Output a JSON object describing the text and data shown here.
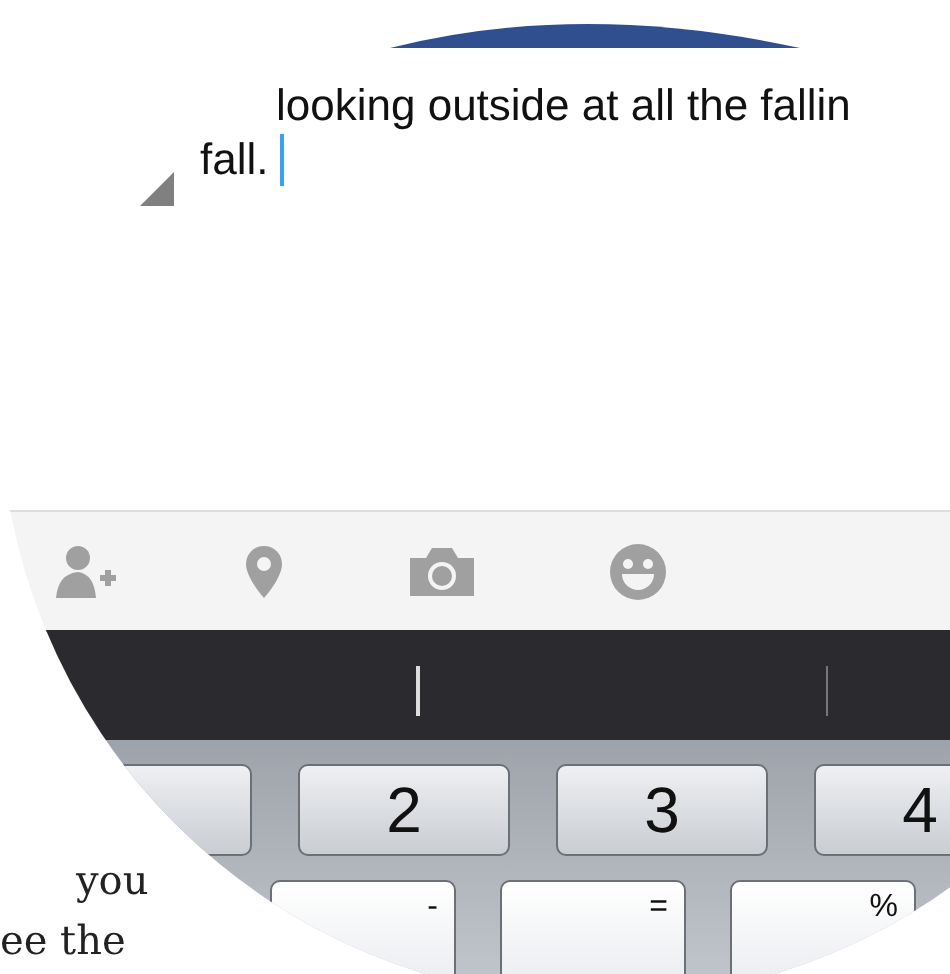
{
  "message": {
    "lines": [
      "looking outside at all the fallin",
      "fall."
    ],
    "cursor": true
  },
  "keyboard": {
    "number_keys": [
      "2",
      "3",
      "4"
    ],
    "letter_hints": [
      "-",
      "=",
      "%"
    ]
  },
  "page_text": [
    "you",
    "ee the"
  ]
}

□ □ □ □

Exercise ::
In your copy of the records, include no pictures; repeat everything else exactly.

Problem solution ::
Output a JSON object describing the text and data shown here.
{
  "message": {
    "lines": [
      "looking outside at all the fallin",
      "fall."
    ],
    "cursor": true
  },
  "keyboard": {
    "number_keys": [
      "2",
      "3",
      "4"
    ],
    "letter_hints": [
      "-",
      "=",
      "%"
    ]
  },
  "page_text": [
    "you",
    "ee the"
  ]
}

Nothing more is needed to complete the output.